Stored items:
——————————

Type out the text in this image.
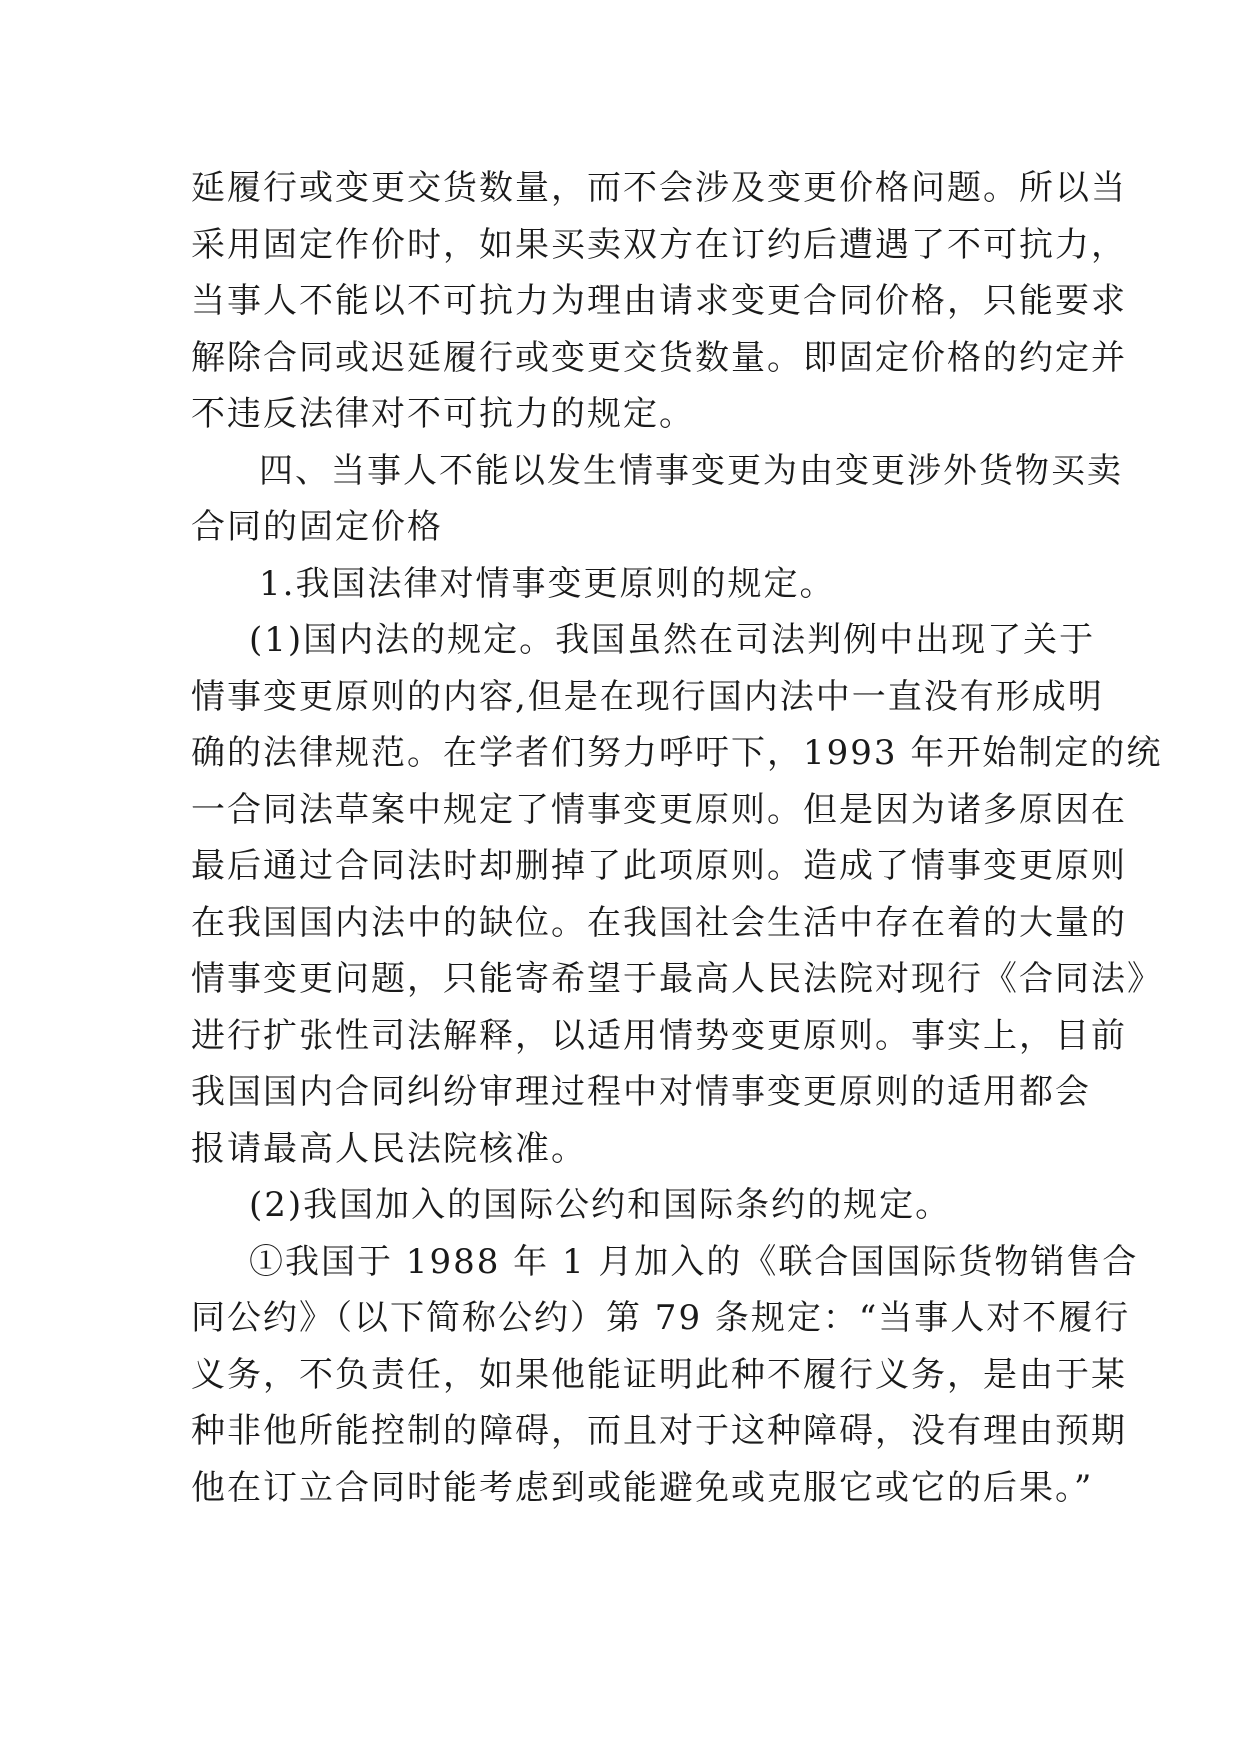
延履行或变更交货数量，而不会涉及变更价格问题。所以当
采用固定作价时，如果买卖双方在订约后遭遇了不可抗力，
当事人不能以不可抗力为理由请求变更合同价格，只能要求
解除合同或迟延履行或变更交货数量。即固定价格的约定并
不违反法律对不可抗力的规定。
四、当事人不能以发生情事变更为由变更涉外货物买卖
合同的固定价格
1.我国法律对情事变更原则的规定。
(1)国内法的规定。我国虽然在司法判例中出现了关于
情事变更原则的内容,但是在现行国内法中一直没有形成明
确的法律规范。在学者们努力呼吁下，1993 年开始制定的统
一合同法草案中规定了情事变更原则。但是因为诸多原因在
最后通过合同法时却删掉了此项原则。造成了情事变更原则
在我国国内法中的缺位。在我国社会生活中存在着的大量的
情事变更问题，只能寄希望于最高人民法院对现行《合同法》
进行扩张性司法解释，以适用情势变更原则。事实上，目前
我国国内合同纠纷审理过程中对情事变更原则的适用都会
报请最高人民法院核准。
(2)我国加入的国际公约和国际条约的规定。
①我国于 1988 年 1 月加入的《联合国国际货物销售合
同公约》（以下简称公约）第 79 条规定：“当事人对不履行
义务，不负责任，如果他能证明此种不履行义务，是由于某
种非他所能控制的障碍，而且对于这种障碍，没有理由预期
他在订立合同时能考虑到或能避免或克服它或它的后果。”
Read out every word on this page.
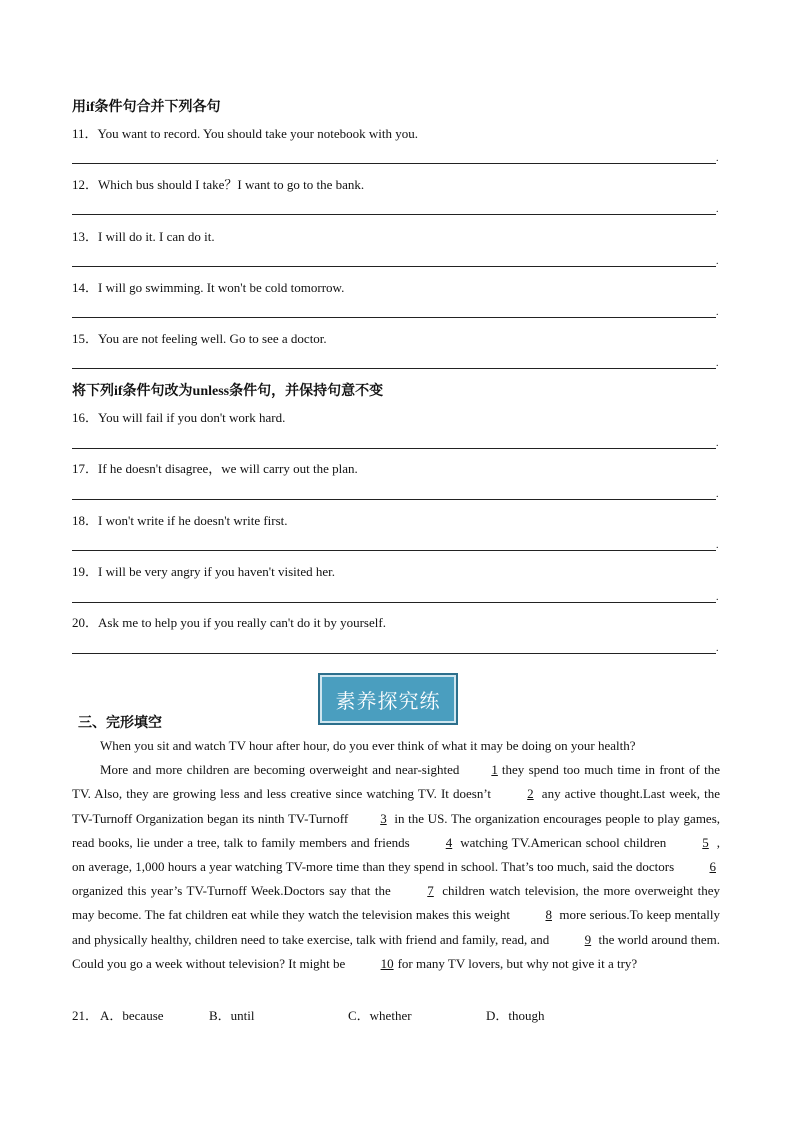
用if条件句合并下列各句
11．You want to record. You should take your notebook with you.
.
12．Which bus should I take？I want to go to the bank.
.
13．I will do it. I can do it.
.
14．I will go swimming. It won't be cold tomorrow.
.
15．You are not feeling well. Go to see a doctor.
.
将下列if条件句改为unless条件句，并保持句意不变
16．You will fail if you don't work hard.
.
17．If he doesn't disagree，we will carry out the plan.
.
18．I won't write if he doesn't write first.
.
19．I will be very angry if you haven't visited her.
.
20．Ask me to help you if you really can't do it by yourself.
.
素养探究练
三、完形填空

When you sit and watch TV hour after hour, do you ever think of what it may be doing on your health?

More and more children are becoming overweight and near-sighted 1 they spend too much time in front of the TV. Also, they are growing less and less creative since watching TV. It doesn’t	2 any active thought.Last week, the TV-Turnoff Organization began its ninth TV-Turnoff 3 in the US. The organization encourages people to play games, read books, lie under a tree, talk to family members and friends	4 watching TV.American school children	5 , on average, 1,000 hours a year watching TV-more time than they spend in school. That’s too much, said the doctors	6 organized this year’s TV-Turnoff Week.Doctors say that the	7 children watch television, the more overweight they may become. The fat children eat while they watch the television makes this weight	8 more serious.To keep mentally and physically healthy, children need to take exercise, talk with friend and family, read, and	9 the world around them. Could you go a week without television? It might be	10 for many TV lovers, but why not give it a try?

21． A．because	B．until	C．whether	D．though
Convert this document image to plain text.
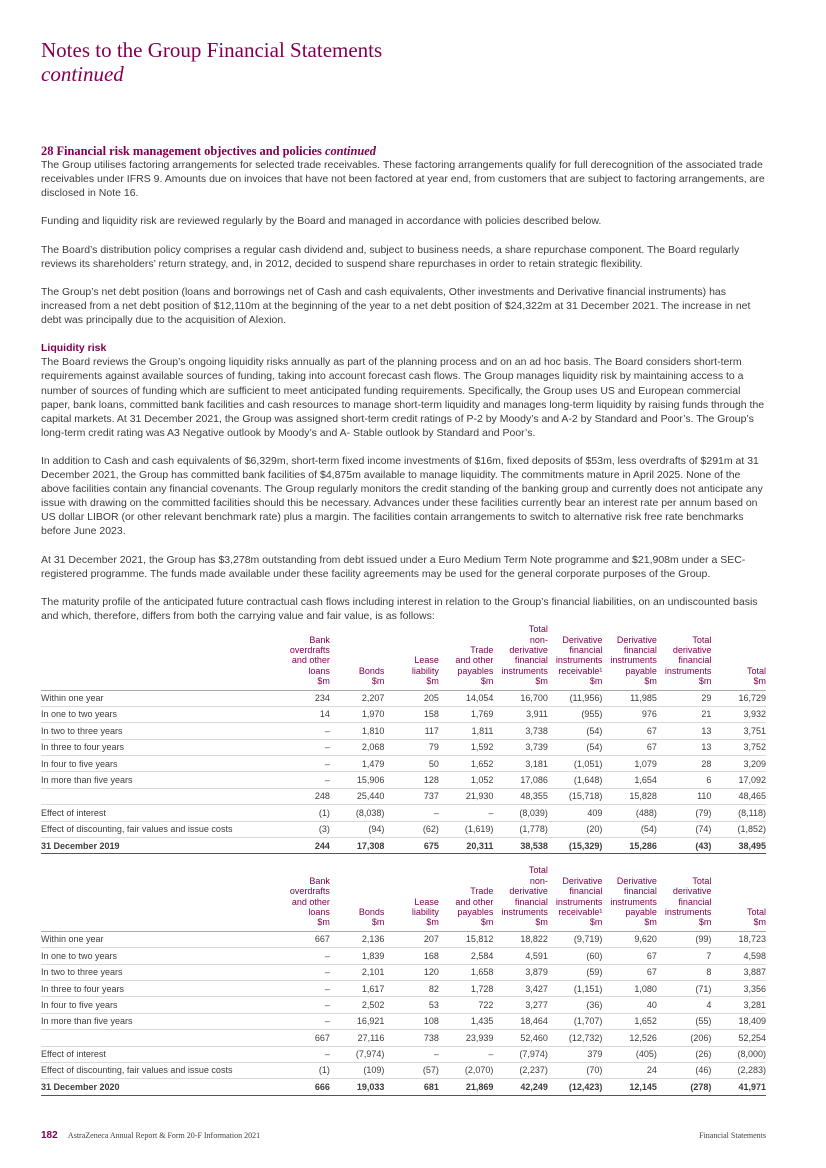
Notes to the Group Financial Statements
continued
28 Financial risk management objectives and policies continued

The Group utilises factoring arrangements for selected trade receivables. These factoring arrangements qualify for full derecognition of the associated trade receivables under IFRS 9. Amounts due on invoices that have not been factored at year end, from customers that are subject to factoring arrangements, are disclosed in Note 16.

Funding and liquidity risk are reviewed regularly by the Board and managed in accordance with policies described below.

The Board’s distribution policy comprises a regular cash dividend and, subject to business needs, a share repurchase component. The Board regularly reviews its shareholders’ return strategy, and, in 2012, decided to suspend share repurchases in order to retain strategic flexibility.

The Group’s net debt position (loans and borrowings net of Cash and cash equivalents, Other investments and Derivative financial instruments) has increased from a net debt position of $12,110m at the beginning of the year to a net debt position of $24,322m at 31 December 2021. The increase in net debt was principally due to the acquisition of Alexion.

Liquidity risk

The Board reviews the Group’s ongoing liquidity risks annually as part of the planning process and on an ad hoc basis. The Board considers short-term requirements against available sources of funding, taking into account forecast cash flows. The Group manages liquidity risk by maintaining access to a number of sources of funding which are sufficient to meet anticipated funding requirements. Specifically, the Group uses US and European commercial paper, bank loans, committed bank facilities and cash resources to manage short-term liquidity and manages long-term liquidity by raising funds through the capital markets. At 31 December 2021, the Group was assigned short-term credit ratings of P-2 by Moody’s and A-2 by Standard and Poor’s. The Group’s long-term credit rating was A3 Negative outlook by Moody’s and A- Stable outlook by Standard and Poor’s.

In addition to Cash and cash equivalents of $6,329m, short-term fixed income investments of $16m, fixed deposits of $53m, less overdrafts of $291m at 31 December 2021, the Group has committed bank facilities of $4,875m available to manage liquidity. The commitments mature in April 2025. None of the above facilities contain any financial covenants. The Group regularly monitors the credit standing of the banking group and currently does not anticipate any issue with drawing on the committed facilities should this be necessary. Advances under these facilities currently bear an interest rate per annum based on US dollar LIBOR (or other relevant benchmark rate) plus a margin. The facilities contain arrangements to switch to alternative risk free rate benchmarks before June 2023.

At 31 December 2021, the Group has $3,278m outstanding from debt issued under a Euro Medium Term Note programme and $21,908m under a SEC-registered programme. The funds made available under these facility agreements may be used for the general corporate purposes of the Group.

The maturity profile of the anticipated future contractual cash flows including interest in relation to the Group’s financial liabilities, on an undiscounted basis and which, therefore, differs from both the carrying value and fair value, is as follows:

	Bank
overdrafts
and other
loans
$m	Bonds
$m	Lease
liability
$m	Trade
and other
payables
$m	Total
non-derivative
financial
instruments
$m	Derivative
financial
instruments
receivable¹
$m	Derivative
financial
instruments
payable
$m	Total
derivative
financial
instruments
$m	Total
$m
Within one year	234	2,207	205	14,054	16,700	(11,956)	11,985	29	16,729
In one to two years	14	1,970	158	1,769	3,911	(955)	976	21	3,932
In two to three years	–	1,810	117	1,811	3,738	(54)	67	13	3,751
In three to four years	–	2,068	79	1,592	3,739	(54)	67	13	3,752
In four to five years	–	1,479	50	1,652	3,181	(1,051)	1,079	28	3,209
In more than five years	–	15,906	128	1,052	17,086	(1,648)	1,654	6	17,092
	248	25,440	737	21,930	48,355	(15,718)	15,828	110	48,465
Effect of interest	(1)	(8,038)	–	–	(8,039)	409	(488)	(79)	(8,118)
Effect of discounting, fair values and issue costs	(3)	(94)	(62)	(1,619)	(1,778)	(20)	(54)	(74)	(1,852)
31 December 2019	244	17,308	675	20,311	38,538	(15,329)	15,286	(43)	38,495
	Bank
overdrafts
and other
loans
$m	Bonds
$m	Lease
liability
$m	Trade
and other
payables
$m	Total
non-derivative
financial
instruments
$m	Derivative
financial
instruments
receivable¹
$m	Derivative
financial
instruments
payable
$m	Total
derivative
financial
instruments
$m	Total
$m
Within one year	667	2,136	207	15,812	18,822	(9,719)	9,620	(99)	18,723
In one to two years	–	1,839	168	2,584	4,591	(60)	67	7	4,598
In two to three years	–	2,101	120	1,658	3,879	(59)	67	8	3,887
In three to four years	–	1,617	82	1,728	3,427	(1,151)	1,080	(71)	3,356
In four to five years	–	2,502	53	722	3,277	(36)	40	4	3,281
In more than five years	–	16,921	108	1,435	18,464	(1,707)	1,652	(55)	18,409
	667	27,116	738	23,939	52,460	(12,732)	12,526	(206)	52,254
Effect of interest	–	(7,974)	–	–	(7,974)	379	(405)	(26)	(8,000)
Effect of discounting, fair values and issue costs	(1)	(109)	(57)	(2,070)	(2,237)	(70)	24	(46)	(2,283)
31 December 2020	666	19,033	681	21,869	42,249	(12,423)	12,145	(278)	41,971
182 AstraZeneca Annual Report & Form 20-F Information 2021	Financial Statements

——————————

_REQUIREMENT:_
Skipping the pictures, transcribe each line above exactly as it appears.

_SOLVED EXERCISE:_
Type out the text in this image.
延履行或变更交货数量，而不会涉及变更价格问题。所以当
采用固定作价时，如果买卖双方在订约后遭遇了不可抗力，
当事人不能以不可抗力为理由请求变更合同价格，只能要求
解除合同或迟延履行或变更交货数量。即固定价格的约定并
不违反法律对不可抗力的规定。
四、当事人不能以发生情事变更为由变更涉外货物买卖
合同的固定价格
1.我国法律对情事变更原则的规定。
(1)国内法的规定。我国虽然在司法判例中出现了关于
情事变更原则的内容,但是在现行国内法中一直没有形成明
确的法律规范。在学者们努力呼吁下，1993 年开始制定的统
一合同法草案中规定了情事变更原则。但是因为诸多原因在
最后通过合同法时却删掉了此项原则。造成了情事变更原则
在我国国内法中的缺位。在我国社会生活中存在着的大量的
情事变更问题，只能寄希望于最高人民法院对现行《合同法》
进行扩张性司法解释，以适用情势变更原则。事实上，目前
我国国内合同纠纷审理过程中对情事变更原则的适用都会
报请最高人民法院核准。
(2)我国加入的国际公约和国际条约的规定。
①我国于 1988 年 1 月加入的《联合国国际货物销售合
同公约》（以下简称公约）第 79 条规定：“当事人对不履行
义务，不负责任，如果他能证明此种不履行义务，是由于某
种非他所能控制的障碍，而且对于这种障碍，没有理由预期
他在订立合同时能考虑到或能避免或克服它或它的后果。”
Read out every word on this page.
用if条件句合并下列各句
11．You want to record. You should take your notebook with you.
.
12．Which bus should I take？I want to go to the bank.
.
13．I will do it. I can do it.
.
14．I will go swimming. It won't be cold tomorrow.
.
15．You are not feeling well. Go to see a doctor.
.
将下列if条件句改为unless条件句，并保持句意不变
16．You will fail if you don't work hard.
.
17．If he doesn't disagree，we will carry out the plan.
.
18．I won't write if he doesn't write first.
.
19．I will be very angry if you haven't visited her.
.
20．Ask me to help you if you really can't do it by yourself.
.
素养探究练
三、完形填空

When you sit and watch TV hour after hour, do you ever think of what it may be doing on your health?

More and more children are becoming overweight and near-sighted 1 they spend too much time in front of the TV. Also, they are growing less and less creative since watching TV. It doesn’t	2 any active thought.Last week, the TV-Turnoff Organization began its ninth TV-Turnoff 3 in the US. The organization encourages people to play games, read books, lie under a tree, talk to family members and friends	4 watching TV.American school children	5 , on average, 1,000 hours a year watching TV-more time than they spend in school. That’s too much, said the doctors	6 organized this year’s TV-Turnoff Week.Doctors say that the	7 children watch television, the more overweight they may become. The fat children eat while they watch the television makes this weight	8 more serious.To keep mentally and physically healthy, children need to take exercise, talk with friend and family, read, and	9 the world around them. Could you go a week without television? It might be	10 for many TV lovers, but why not give it a try?

21． A．because	B．until	C．whether	D．though
Convert this document image to plain text.
Notes to the Group Financial Statements
continued
28 Financial risk management objectives and policies continued

The Group utilises factoring arrangements for selected trade receivables. These factoring arrangements qualify for full derecognition of the associated trade receivables under IFRS 9. Amounts due on invoices that have not been factored at year end, from customers that are subject to factoring arrangements, are disclosed in Note 16.

Funding and liquidity risk are reviewed regularly by the Board and managed in accordance with policies described below.

The Board’s distribution policy comprises a regular cash dividend and, subject to business needs, a share repurchase component. The Board regularly reviews its shareholders’ return strategy, and, in 2012, decided to suspend share repurchases in order to retain strategic flexibility.

The Group’s net debt position (loans and borrowings net of Cash and cash equivalents, Other investments and Derivative financial instruments) has increased from a net debt position of $12,110m at the beginning of the year to a net debt position of $24,322m at 31 December 2021. The increase in net debt was principally due to the acquisition of Alexion.

Liquidity risk

The Board reviews the Group’s ongoing liquidity risks annually as part of the planning process and on an ad hoc basis. The Board considers short-term requirements against available sources of funding, taking into account forecast cash flows. The Group manages liquidity risk by maintaining access to a number of sources of funding which are sufficient to meet anticipated funding requirements. Specifically, the Group uses US and European commercial paper, bank loans, committed bank facilities and cash resources to manage short-term liquidity and manages long-term liquidity by raising funds through the capital markets. At 31 December 2021, the Group was assigned short-term credit ratings of P-2 by Moody’s and A-2 by Standard and Poor’s. The Group’s long-term credit rating was A3 Negative outlook by Moody’s and A- Stable outlook by Standard and Poor’s.

In addition to Cash and cash equivalents of $6,329m, short-term fixed income investments of $16m, fixed deposits of $53m, less overdrafts of $291m at 31 December 2021, the Group has committed bank facilities of $4,875m available to manage liquidity. The commitments mature in April 2025. None of the above facilities contain any financial covenants. The Group regularly monitors the credit standing of the banking group and currently does not anticipate any issue with drawing on the committed facilities should this be necessary. Advances under these facilities currently bear an interest rate per annum based on US dollar LIBOR (or other relevant benchmark rate) plus a margin. The facilities contain arrangements to switch to alternative risk free rate benchmarks before June 2023.

At 31 December 2021, the Group has $3,278m outstanding from debt issued under a Euro Medium Term Note programme and $21,908m under a SEC-registered programme. The funds made available under these facility agreements may be used for the general corporate purposes of the Group.

The maturity profile of the anticipated future contractual cash flows including interest in relation to the Group’s financial liabilities, on an undiscounted basis and which, therefore, differs from both the carrying value and fair value, is as follows:

	Bank
overdrafts
and other
loans
$m	Bonds
$m	Lease
liability
$m	Trade
and other
payables
$m	Total
non-derivative
financial
instruments
$m	Derivative
financial
instruments
receivable¹
$m	Derivative
financial
instruments
payable
$m	Total
derivative
financial
instruments
$m	Total
$m
Within one year	234	2,207	205	14,054	16,700	(11,956)	11,985	29	16,729
In one to two years	14	1,970	158	1,769	3,911	(955)	976	21	3,932
In two to three years	–	1,810	117	1,811	3,738	(54)	67	13	3,751
In three to four years	–	2,068	79	1,592	3,739	(54)	67	13	3,752
In four to five years	–	1,479	50	1,652	3,181	(1,051)	1,079	28	3,209
In more than five years	–	15,906	128	1,052	17,086	(1,648)	1,654	6	17,092
	248	25,440	737	21,930	48,355	(15,718)	15,828	110	48,465
Effect of interest	(1)	(8,038)	–	–	(8,039)	409	(488)	(79)	(8,118)
Effect of discounting, fair values and issue costs	(3)	(94)	(62)	(1,619)	(1,778)	(20)	(54)	(74)	(1,852)
31 December 2019	244	17,308	675	20,311	38,538	(15,329)	15,286	(43)	38,495
	Bank
overdrafts
and other
loans
$m	Bonds
$m	Lease
liability
$m	Trade
and other
payables
$m	Total
non-derivative
financial
instruments
$m	Derivative
financial
instruments
receivable¹
$m	Derivative
financial
instruments
payable
$m	Total
derivative
financial
instruments
$m	Total
$m
Within one year	667	2,136	207	15,812	18,822	(9,719)	9,620	(99)	18,723
In one to two years	–	1,839	168	2,584	4,591	(60)	67	7	4,598
In two to three years	–	2,101	120	1,658	3,879	(59)	67	8	3,887
In three to four years	–	1,617	82	1,728	3,427	(1,151)	1,080	(71)	3,356
In four to five years	–	2,502	53	722	3,277	(36)	40	4	3,281
In more than five years	–	16,921	108	1,435	18,464	(1,707)	1,652	(55)	18,409
	667	27,116	738	23,939	52,460	(12,732)	12,526	(206)	52,254
Effect of interest	–	(7,974)	–	–	(7,974)	379	(405)	(26)	(8,000)
Effect of discounting, fair values and issue costs	(1)	(109)	(57)	(2,070)	(2,237)	(70)	24	(46)	(2,283)
31 December 2020	666	19,033	681	21,869	42,249	(12,423)	12,145	(278)	41,971
182 AstraZeneca Annual Report & Form 20-F Information 2021	Financial Statements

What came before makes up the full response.